AIM OF THE EXERCISE – Please pull out every line that includes the string "Reference".

Stored data entries

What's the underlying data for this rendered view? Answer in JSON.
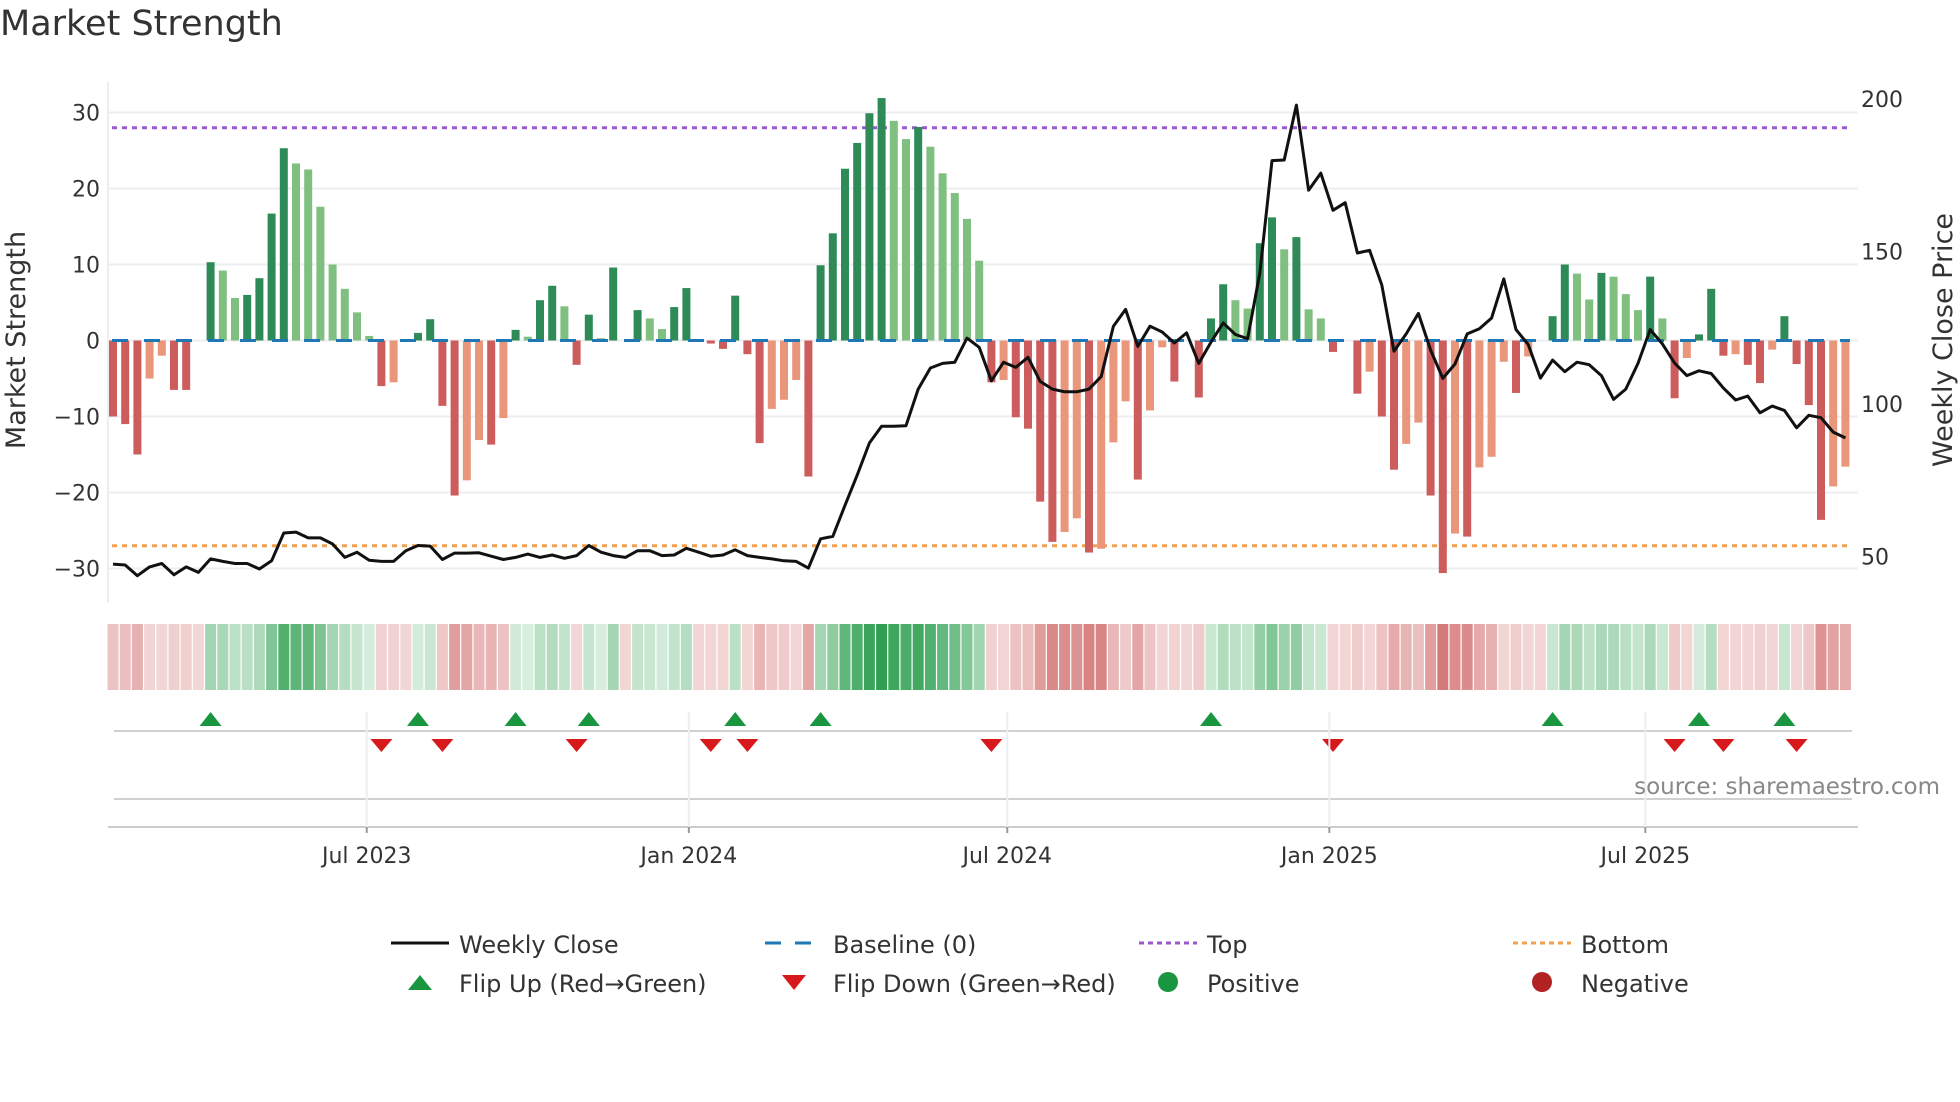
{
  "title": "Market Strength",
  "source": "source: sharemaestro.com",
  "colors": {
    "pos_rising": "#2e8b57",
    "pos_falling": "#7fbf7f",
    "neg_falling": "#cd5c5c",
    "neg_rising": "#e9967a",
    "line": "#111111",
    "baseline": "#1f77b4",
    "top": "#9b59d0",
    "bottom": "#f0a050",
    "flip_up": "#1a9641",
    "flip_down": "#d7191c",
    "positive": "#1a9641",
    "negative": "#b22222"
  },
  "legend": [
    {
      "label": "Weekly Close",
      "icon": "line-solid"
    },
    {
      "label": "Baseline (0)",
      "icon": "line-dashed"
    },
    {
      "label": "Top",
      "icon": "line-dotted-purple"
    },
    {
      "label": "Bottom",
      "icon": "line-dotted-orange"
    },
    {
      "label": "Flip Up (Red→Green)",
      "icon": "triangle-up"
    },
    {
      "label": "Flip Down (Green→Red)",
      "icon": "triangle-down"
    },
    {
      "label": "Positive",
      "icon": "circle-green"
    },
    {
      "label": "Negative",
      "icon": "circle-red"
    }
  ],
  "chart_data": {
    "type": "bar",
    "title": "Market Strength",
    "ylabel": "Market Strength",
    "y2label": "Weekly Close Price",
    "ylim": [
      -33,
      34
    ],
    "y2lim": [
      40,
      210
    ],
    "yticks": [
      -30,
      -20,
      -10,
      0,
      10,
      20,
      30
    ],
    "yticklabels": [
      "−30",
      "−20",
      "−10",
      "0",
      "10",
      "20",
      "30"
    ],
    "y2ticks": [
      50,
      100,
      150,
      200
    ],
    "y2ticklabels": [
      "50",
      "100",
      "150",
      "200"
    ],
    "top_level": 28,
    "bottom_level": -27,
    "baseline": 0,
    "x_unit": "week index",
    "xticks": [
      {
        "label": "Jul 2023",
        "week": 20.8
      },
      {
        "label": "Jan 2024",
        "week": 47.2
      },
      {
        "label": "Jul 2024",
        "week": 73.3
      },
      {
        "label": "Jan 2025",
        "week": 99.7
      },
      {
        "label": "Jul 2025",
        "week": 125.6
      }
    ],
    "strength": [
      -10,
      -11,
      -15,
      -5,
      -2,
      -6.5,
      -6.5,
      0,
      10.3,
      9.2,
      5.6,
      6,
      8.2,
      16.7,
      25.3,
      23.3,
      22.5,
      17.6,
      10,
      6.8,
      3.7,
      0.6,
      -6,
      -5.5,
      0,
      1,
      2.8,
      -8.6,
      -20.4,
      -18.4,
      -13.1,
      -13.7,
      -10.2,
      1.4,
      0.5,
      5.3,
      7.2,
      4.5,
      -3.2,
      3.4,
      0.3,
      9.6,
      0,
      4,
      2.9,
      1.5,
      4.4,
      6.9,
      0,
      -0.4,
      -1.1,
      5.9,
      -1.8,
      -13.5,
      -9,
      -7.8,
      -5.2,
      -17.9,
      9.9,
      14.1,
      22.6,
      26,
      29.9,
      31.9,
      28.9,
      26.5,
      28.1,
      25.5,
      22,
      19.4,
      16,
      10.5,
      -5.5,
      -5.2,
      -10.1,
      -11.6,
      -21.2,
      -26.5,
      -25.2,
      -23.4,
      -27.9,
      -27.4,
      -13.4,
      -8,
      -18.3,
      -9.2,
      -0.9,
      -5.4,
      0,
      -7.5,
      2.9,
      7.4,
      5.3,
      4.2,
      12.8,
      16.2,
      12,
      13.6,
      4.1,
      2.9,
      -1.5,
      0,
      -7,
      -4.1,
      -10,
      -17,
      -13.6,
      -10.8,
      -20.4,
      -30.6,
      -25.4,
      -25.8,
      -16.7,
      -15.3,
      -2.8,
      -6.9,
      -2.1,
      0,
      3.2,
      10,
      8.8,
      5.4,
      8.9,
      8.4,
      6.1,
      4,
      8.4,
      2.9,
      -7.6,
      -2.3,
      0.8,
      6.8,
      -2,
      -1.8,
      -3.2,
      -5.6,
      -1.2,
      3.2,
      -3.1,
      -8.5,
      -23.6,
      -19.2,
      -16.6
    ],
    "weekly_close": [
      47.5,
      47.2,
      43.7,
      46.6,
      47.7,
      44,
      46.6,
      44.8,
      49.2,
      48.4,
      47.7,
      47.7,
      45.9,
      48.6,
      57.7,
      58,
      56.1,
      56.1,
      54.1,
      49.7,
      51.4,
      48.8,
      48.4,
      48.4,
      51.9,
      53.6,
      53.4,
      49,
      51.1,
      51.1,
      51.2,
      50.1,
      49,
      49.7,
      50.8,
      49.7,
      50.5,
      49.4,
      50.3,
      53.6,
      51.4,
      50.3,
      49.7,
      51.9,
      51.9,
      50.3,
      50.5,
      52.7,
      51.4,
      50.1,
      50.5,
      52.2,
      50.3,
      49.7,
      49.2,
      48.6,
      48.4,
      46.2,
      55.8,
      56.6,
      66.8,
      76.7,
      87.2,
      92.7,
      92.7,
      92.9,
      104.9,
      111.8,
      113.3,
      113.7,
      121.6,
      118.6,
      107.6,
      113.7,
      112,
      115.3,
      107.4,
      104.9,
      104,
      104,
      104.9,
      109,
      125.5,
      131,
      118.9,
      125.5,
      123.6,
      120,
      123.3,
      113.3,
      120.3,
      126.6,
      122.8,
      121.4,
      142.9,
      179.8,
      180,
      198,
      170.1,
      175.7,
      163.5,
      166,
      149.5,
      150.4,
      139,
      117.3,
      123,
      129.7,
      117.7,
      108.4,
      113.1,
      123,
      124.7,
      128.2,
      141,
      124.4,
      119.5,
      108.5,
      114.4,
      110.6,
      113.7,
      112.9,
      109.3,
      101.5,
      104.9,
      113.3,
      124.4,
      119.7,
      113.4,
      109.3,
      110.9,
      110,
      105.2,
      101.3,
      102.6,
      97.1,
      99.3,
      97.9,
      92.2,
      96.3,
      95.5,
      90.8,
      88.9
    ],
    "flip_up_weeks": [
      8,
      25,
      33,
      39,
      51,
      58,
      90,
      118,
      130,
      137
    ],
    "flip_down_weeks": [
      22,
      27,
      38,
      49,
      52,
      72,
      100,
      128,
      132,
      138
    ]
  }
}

* * *

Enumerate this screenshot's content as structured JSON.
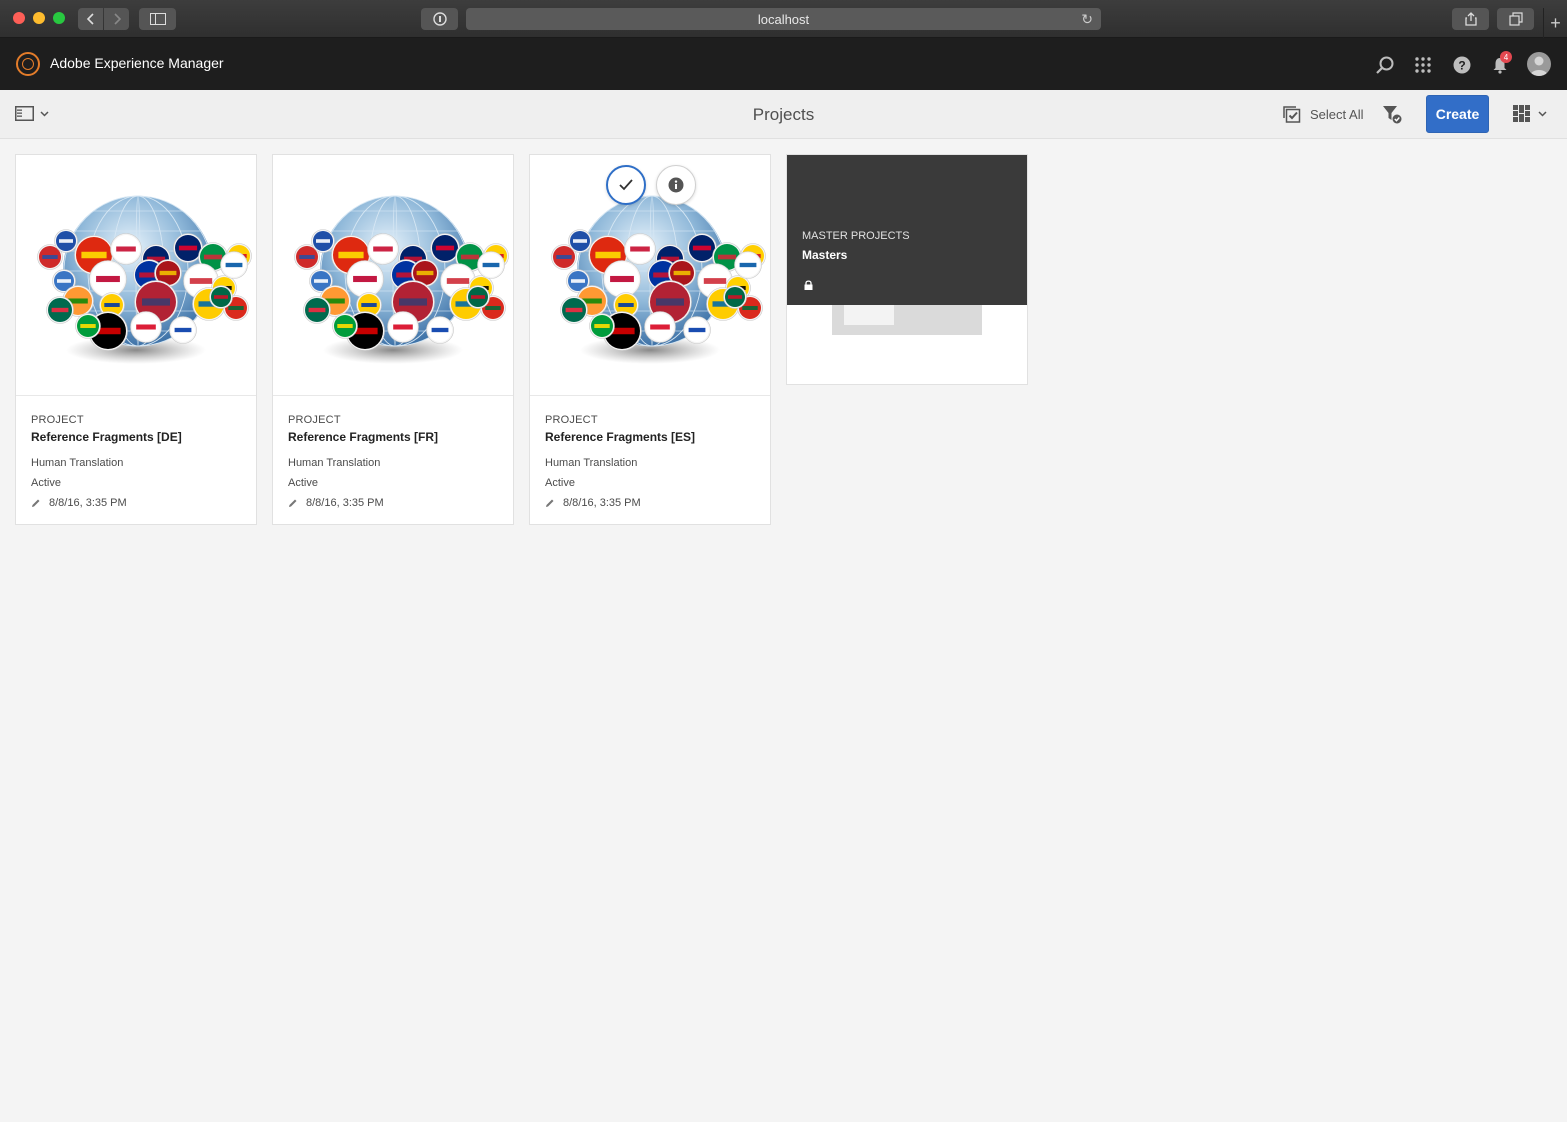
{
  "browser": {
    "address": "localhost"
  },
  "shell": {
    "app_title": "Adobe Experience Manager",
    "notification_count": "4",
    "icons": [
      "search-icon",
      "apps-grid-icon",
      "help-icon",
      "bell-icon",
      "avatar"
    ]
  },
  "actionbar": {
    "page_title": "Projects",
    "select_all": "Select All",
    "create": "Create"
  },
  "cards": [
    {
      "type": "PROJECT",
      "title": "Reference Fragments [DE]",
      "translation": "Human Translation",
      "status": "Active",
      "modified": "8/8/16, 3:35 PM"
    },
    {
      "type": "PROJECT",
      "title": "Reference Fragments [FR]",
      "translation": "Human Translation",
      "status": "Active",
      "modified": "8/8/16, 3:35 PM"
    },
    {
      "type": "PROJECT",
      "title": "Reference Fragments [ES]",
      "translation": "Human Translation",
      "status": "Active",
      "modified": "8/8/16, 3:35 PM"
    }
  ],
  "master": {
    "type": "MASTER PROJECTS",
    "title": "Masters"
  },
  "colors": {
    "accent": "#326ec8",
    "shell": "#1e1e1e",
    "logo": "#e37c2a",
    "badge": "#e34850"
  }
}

ANSWER TO THIS EXERCISE –
      "title": "Reference Fragments [DE]",
      "title": "Reference Fragments [FR]",
      "title": "Reference Fragments [ES]",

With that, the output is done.